[Chart and figure data]
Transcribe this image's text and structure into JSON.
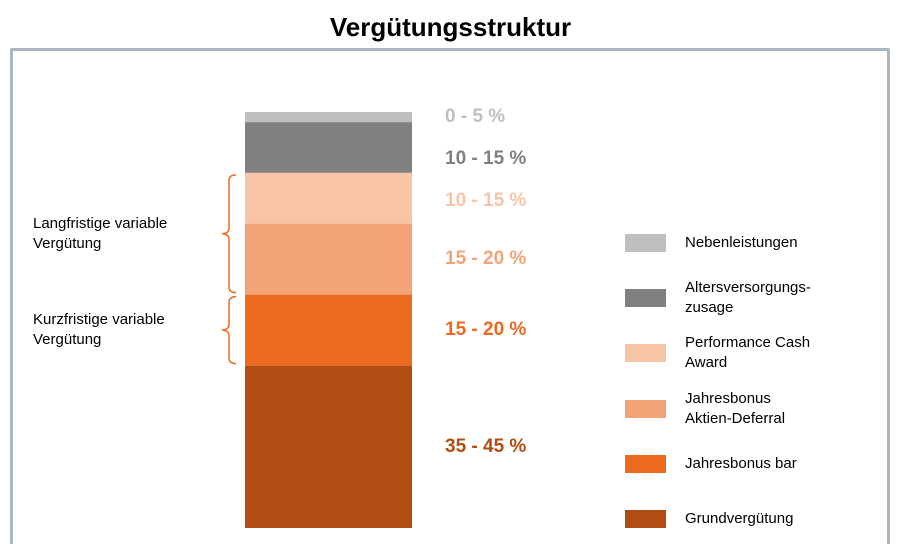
{
  "chart_data": {
    "type": "stacked-bar",
    "title": "Vergütungsstruktur",
    "series": [
      {
        "name": "Nebenleistungen",
        "color": "#bfbfbf",
        "values": [
          2.5
        ],
        "value_labels": [
          "0 - 5 %"
        ]
      },
      {
        "name": "Altersversorgungs-\nzusage",
        "color": "#808080",
        "values": [
          12.5
        ],
        "value_labels": [
          "10 - 15 %"
        ]
      },
      {
        "name": "Performance Cash\nAward",
        "color": "#f8c4a6",
        "values": [
          12.5
        ],
        "value_labels": [
          "10 - 15 %"
        ]
      },
      {
        "name": "Jahresbonus\nAktien-Deferral",
        "color": "#f3a477",
        "values": [
          17.5
        ],
        "value_labels": [
          "15 - 20 %"
        ]
      },
      {
        "name": "Jahresbonus bar",
        "color": "#ec6a1f",
        "values": [
          17.5
        ],
        "value_labels": [
          "15 - 20 %"
        ]
      },
      {
        "name": "Grundvergütung",
        "color": "#b14d12",
        "values": [
          40
        ],
        "value_labels": [
          "35 - 45 %"
        ]
      }
    ],
    "annotations": [
      "Langfristige variable\nVergütung",
      "Kurzfristige variable\nVergütung"
    ]
  }
}
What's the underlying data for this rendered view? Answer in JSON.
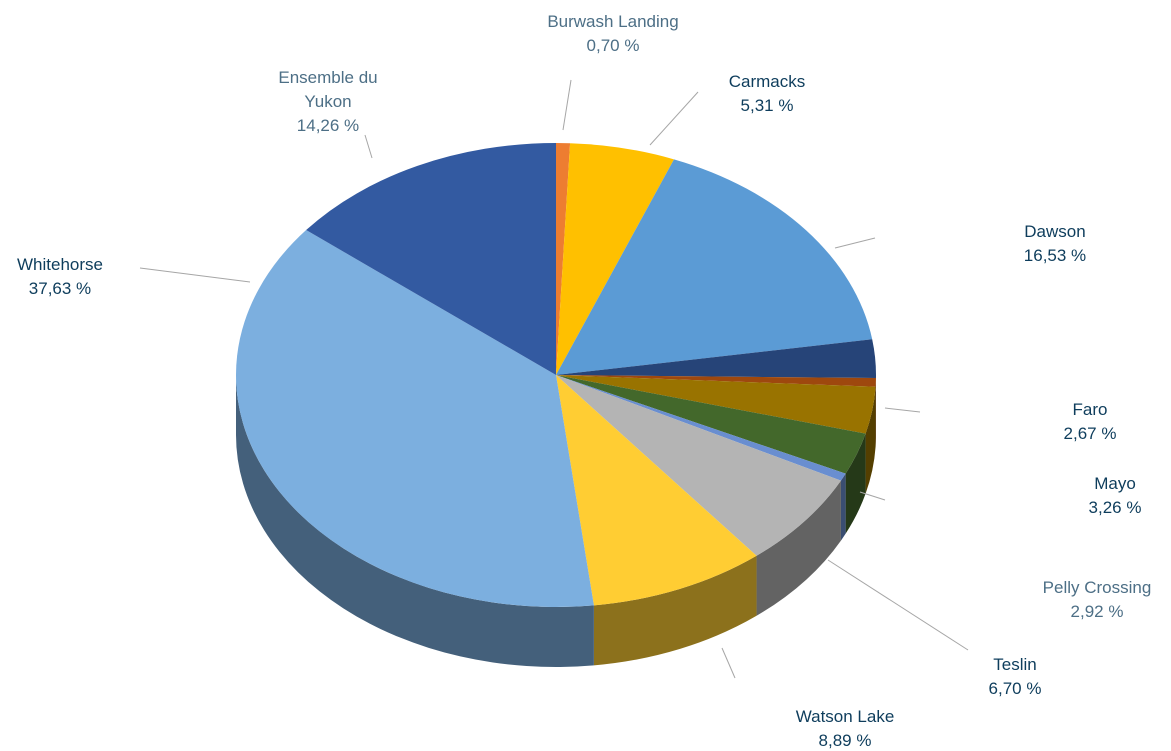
{
  "chart_data": {
    "type": "pie3d",
    "categories": [
      "Burwash Landing",
      "Carmacks",
      "Dawson",
      "Faro",
      null,
      "Mayo",
      "Pelly Crossing",
      null,
      "Teslin",
      "Watson Lake",
      "Whitehorse",
      "Ensemble du Yukon"
    ],
    "values": [
      0.7,
      5.31,
      16.53,
      2.67,
      0.6,
      3.26,
      2.92,
      0.53,
      6.7,
      8.89,
      37.63,
      14.26
    ],
    "value_labels": [
      "0,70 %",
      "5,31 %",
      "16,53 %",
      "2,67 %",
      null,
      "3,26 %",
      "2,92 %",
      null,
      "6,70 %",
      "8,89 %",
      "37,63 %",
      "14,26 %"
    ],
    "colors": [
      "#ed7d31",
      "#ffc000",
      "#5b9bd5",
      "#264478",
      "#9e480e",
      "#997300",
      "#43682b",
      "#698ed0",
      "#b4b4b4",
      "#ffcd33",
      "#7cafdf",
      "#335aa1"
    ]
  }
}
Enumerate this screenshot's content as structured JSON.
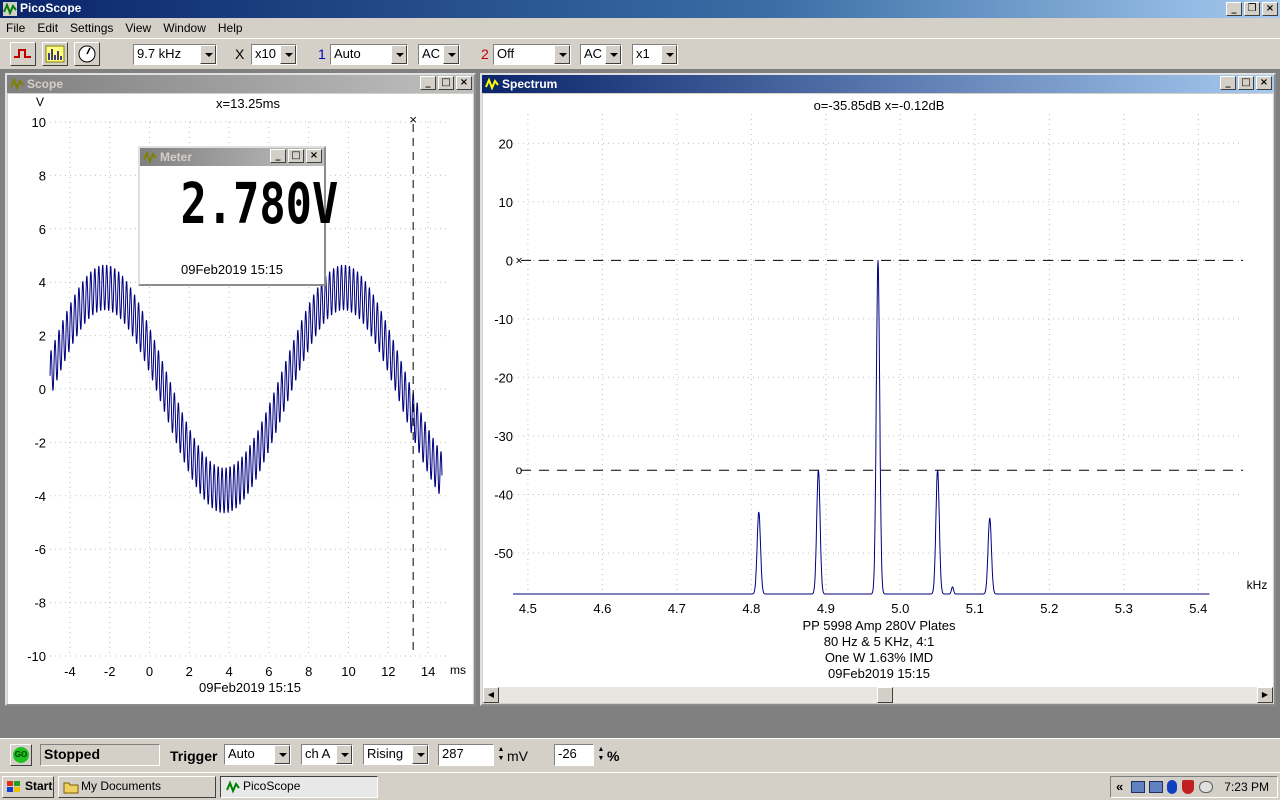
{
  "app": {
    "title": "PicoScope"
  },
  "menu": [
    "File",
    "Edit",
    "Settings",
    "View",
    "Window",
    "Help"
  ],
  "toolbar": {
    "timebase": "9.7 kHz",
    "x_symbol": "X",
    "x_mult": "x10",
    "ch1_num": "1",
    "ch1_range": "Auto",
    "ch1_coupling": "AC",
    "ch2_num": "2",
    "ch2_range": "Off",
    "ch2_coupling": "AC",
    "ch2_mult": "x1"
  },
  "scope": {
    "title": "Scope",
    "y_unit": "V",
    "x_unit": "ms",
    "cursor_readout": "x=13.25ms",
    "footer": "09Feb2019  15:15",
    "y_ticks": [
      "10",
      "8",
      "6",
      "4",
      "2",
      "0",
      "-2",
      "-4",
      "-6",
      "-8",
      "-10"
    ],
    "x_ticks": [
      "-4",
      "-2",
      "0",
      "2",
      "4",
      "6",
      "8",
      "10",
      "12",
      "14"
    ]
  },
  "meter": {
    "title": "Meter",
    "value": "2.780V",
    "timestamp": "09Feb2019  15:15"
  },
  "spectrum": {
    "title": "Spectrum",
    "cursor_readout": "o=-35.85dB  x=-0.12dB",
    "x_unit": "kHz",
    "y_ticks": [
      "20",
      "10",
      "0",
      "-10",
      "-20",
      "-30",
      "-40",
      "-50"
    ],
    "x_ticks": [
      "4.5",
      "4.6",
      "4.7",
      "4.8",
      "4.9",
      "5.0",
      "5.1",
      "5.2",
      "5.3",
      "5.4"
    ],
    "notes": [
      "PP 5998  Amp 280V Plates",
      "80 Hz & 5 KHz, 4:1",
      "One W 1.63% IMD",
      "09Feb2019  15:15"
    ]
  },
  "chart_data": [
    {
      "type": "line",
      "title": "Scope",
      "xlabel": "ms",
      "ylabel": "V",
      "xlim": [
        -5,
        15
      ],
      "ylim": [
        -10,
        10
      ],
      "series": [
        {
          "envelope_center": {
            "x": [
              -5,
              -2.25,
              3.75,
              9.75,
              14.7
            ],
            "y": [
              0.5,
              3.8,
              -3.8,
              3.8,
              -2.4
            ]
          },
          "ripple_peak_to_peak": 1.7,
          "ripple_frequency_khz": 5
        }
      ],
      "cursor_x": 13.25,
      "color": "#000080"
    },
    {
      "type": "line",
      "title": "Spectrum",
      "xlabel": "kHz",
      "ylabel": "dB",
      "xlim": [
        4.48,
        5.46
      ],
      "ylim": [
        -57,
        25
      ],
      "series": [
        {
          "peaks": {
            "x": [
              4.81,
              4.89,
              4.97,
              5.05,
              5.12
            ],
            "y": [
              -43,
              -35.8,
              0,
              -35.8,
              -44
            ]
          },
          "noise_floor": -57
        }
      ],
      "reference_lines_db": [
        0,
        -35.85
      ],
      "color": "#000080"
    }
  ],
  "status": {
    "go_label": "GO",
    "state": "Stopped",
    "trigger_label": "Trigger",
    "trigger_mode": "Auto",
    "trigger_channel": "ch A",
    "trigger_edge": "Rising",
    "trigger_level": "287",
    "trigger_unit": "mV",
    "pretrigger": "-26",
    "pretrigger_unit": "%"
  },
  "taskbar": {
    "start": "Start",
    "items": [
      "My Documents",
      "PicoScope"
    ],
    "tray_chevron": "«",
    "clock": "7:23 PM"
  }
}
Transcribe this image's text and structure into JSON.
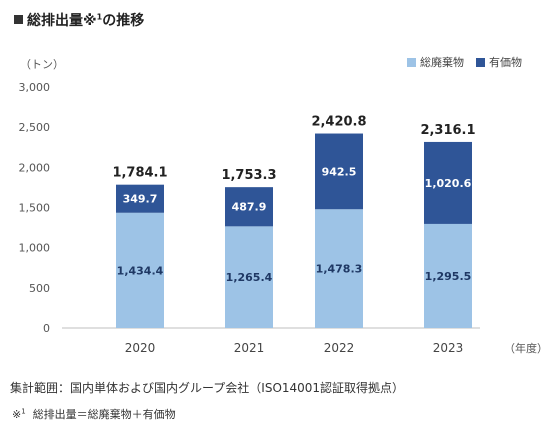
{
  "title": {
    "main": "総排出量",
    "mark": "※",
    "sup": "1",
    "suffix": "の推移"
  },
  "unit_label": "（トン）",
  "year_unit": "（年度）",
  "legend": [
    {
      "name": "総廃棄物",
      "color": "#9dc3e6"
    },
    {
      "name": "有価物",
      "color": "#2f5597"
    }
  ],
  "chart_data": {
    "type": "bar",
    "stacked": true,
    "categories": [
      "2020",
      "2021",
      "2022",
      "2023"
    ],
    "series": [
      {
        "name": "総廃棄物",
        "color": "#9dc3e6",
        "values": [
          1434.4,
          1265.4,
          1478.3,
          1295.5
        ],
        "labels": [
          "1,434.4",
          "1,265.4",
          "1,478.3",
          "1,295.5"
        ]
      },
      {
        "name": "有価物",
        "color": "#2f5597",
        "values": [
          349.7,
          487.9,
          942.5,
          1020.6
        ],
        "labels": [
          "349.7",
          "487.9",
          "942.5",
          "1,020.6"
        ]
      }
    ],
    "totals": [
      1784.1,
      1753.3,
      2420.8,
      2316.1
    ],
    "total_labels": [
      "1,784.1",
      "1,753.3",
      "2,420.8",
      "2,316.1"
    ],
    "ylim": [
      0,
      3000
    ],
    "yticks": [
      0,
      500,
      1000,
      1500,
      2000,
      2500,
      3000
    ],
    "ytick_labels": [
      "0",
      "500",
      "1,000",
      "1,500",
      "2,000",
      "2,500",
      "3,000"
    ],
    "ylabel": "（トン）",
    "xlabel": "（年度）",
    "legend_position": "top-right",
    "grid": false
  },
  "notes": {
    "scope": "集計範囲：国内単体および国内グループ会社（ISO14001認証取得拠点）",
    "footnote_mark": "※",
    "footnote_sup": "1",
    "footnote_text": "総排出量＝総廃棄物＋有価物"
  }
}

__The task__:
Return each line of the data, keeping its wording exact and omitting pictures.

__Response for this exercise__:
Transcribe this image's text and structure into JSON.
{
  "chart_data": {
    "type": "stacked-bar",
    "title": "Vergütungsstruktur",
    "series": [
      {
        "name": "Nebenleistungen",
        "color": "#bfbfbf",
        "values": [
          2.5
        ],
        "value_labels": [
          "0 - 5 %"
        ]
      },
      {
        "name": "Altersversorgungs-\nzusage",
        "color": "#808080",
        "values": [
          12.5
        ],
        "value_labels": [
          "10 - 15 %"
        ]
      },
      {
        "name": "Performance Cash\nAward",
        "color": "#f8c4a6",
        "values": [
          12.5
        ],
        "value_labels": [
          "10 - 15 %"
        ]
      },
      {
        "name": "Jahresbonus\nAktien-Deferral",
        "color": "#f3a477",
        "values": [
          17.5
        ],
        "value_labels": [
          "15 - 20 %"
        ]
      },
      {
        "name": "Jahresbonus bar",
        "color": "#ec6a1f",
        "values": [
          17.5
        ],
        "value_labels": [
          "15 - 20 %"
        ]
      },
      {
        "name": "Grundvergütung",
        "color": "#b14d12",
        "values": [
          40
        ],
        "value_labels": [
          "35 - 45 %"
        ]
      }
    ],
    "annotations": [
      "Langfristige variable\nVergütung",
      "Kurzfristige variable\nVergütung"
    ]
  }
}
What's the underlying data for this rendered view? Answer in JSON.
{
  "chart_data": {
    "type": "pie3d",
    "categories": [
      "Burwash Landing",
      "Carmacks",
      "Dawson",
      "Faro",
      null,
      "Mayo",
      "Pelly Crossing",
      null,
      "Teslin",
      "Watson Lake",
      "Whitehorse",
      "Ensemble du Yukon"
    ],
    "values": [
      0.7,
      5.31,
      16.53,
      2.67,
      0.6,
      3.26,
      2.92,
      0.53,
      6.7,
      8.89,
      37.63,
      14.26
    ],
    "value_labels": [
      "0,70 %",
      "5,31 %",
      "16,53 %",
      "2,67 %",
      null,
      "3,26 %",
      "2,92 %",
      null,
      "6,70 %",
      "8,89 %",
      "37,63 %",
      "14,26 %"
    ],
    "colors": [
      "#ed7d31",
      "#ffc000",
      "#5b9bd5",
      "#264478",
      "#9e480e",
      "#997300",
      "#43682b",
      "#698ed0",
      "#b4b4b4",
      "#ffcd33",
      "#7cafdf",
      "#335aa1"
    ]
  }
}
Enumerate this screenshot's content as structured JSON.
{
  "app": {
    "title": "PicoScope"
  },
  "menu": [
    "File",
    "Edit",
    "Settings",
    "View",
    "Window",
    "Help"
  ],
  "toolbar": {
    "timebase": "9.7 kHz",
    "x_symbol": "X",
    "x_mult": "x10",
    "ch1_num": "1",
    "ch1_range": "Auto",
    "ch1_coupling": "AC",
    "ch2_num": "2",
    "ch2_range": "Off",
    "ch2_coupling": "AC",
    "ch2_mult": "x1"
  },
  "scope": {
    "title": "Scope",
    "y_unit": "V",
    "x_unit": "ms",
    "cursor_readout": "x=13.25ms",
    "footer": "09Feb2019  15:15",
    "y_ticks": [
      "10",
      "8",
      "6",
      "4",
      "2",
      "0",
      "-2",
      "-4",
      "-6",
      "-8",
      "-10"
    ],
    "x_ticks": [
      "-4",
      "-2",
      "0",
      "2",
      "4",
      "6",
      "8",
      "10",
      "12",
      "14"
    ]
  },
  "meter": {
    "title": "Meter",
    "value": "2.780V",
    "timestamp": "09Feb2019  15:15"
  },
  "spectrum": {
    "title": "Spectrum",
    "cursor_readout": "o=-35.85dB  x=-0.12dB",
    "x_unit": "kHz",
    "y_ticks": [
      "20",
      "10",
      "0",
      "-10",
      "-20",
      "-30",
      "-40",
      "-50"
    ],
    "x_ticks": [
      "4.5",
      "4.6",
      "4.7",
      "4.8",
      "4.9",
      "5.0",
      "5.1",
      "5.2",
      "5.3",
      "5.4"
    ],
    "notes": [
      "PP 5998  Amp 280V Plates",
      "80 Hz & 5 KHz, 4:1",
      "One W 1.63% IMD",
      "09Feb2019  15:15"
    ]
  },
  "chart_data": [
    {
      "type": "line",
      "title": "Scope",
      "xlabel": "ms",
      "ylabel": "V",
      "xlim": [
        -5,
        15
      ],
      "ylim": [
        -10,
        10
      ],
      "series": [
        {
          "envelope_center": {
            "x": [
              -5,
              -2.25,
              3.75,
              9.75,
              14.7
            ],
            "y": [
              0.5,
              3.8,
              -3.8,
              3.8,
              -2.4
            ]
          },
          "ripple_peak_to_peak": 1.7,
          "ripple_frequency_khz": 5
        }
      ],
      "cursor_x": 13.25,
      "color": "#000080"
    },
    {
      "type": "line",
      "title": "Spectrum",
      "xlabel": "kHz",
      "ylabel": "dB",
      "xlim": [
        4.48,
        5.46
      ],
      "ylim": [
        -57,
        25
      ],
      "series": [
        {
          "peaks": {
            "x": [
              4.81,
              4.89,
              4.97,
              5.05,
              5.12
            ],
            "y": [
              -43,
              -35.8,
              0,
              -35.8,
              -44
            ]
          },
          "noise_floor": -57
        }
      ],
      "reference_lines_db": [
        0,
        -35.85
      ],
      "color": "#000080"
    }
  ],
  "status": {
    "go_label": "GO",
    "state": "Stopped",
    "trigger_label": "Trigger",
    "trigger_mode": "Auto",
    "trigger_channel": "ch A",
    "trigger_edge": "Rising",
    "trigger_level": "287",
    "trigger_unit": "mV",
    "pretrigger": "-26",
    "pretrigger_unit": "%"
  },
  "taskbar": {
    "start": "Start",
    "items": [
      "My Documents",
      "PicoScope"
    ],
    "tray_chevron": "«",
    "clock": "7:23 PM"
  }
}
Transcribe this image's text and structure into JSON.
{
  "title": {
    "main": "総排出量",
    "mark": "※",
    "sup": "1",
    "suffix": "の推移"
  },
  "unit_label": "（トン）",
  "year_unit": "（年度）",
  "legend": [
    {
      "name": "総廃棄物",
      "color": "#9dc3e6"
    },
    {
      "name": "有価物",
      "color": "#2f5597"
    }
  ],
  "chart_data": {
    "type": "bar",
    "stacked": true,
    "categories": [
      "2020",
      "2021",
      "2022",
      "2023"
    ],
    "series": [
      {
        "name": "総廃棄物",
        "color": "#9dc3e6",
        "values": [
          1434.4,
          1265.4,
          1478.3,
          1295.5
        ],
        "labels": [
          "1,434.4",
          "1,265.4",
          "1,478.3",
          "1,295.5"
        ]
      },
      {
        "name": "有価物",
        "color": "#2f5597",
        "values": [
          349.7,
          487.9,
          942.5,
          1020.6
        ],
        "labels": [
          "349.7",
          "487.9",
          "942.5",
          "1,020.6"
        ]
      }
    ],
    "totals": [
      1784.1,
      1753.3,
      2420.8,
      2316.1
    ],
    "total_labels": [
      "1,784.1",
      "1,753.3",
      "2,420.8",
      "2,316.1"
    ],
    "ylim": [
      0,
      3000
    ],
    "yticks": [
      0,
      500,
      1000,
      1500,
      2000,
      2500,
      3000
    ],
    "ytick_labels": [
      "0",
      "500",
      "1,000",
      "1,500",
      "2,000",
      "2,500",
      "3,000"
    ],
    "ylabel": "（トン）",
    "xlabel": "（年度）",
    "legend_position": "top-right",
    "grid": false
  },
  "notes": {
    "scope": "集計範囲：国内単体および国内グループ会社（ISO14001認証取得拠点）",
    "footnote_mark": "※",
    "footnote_sup": "1",
    "footnote_text": "総排出量＝総廃棄物＋有価物"
  }
}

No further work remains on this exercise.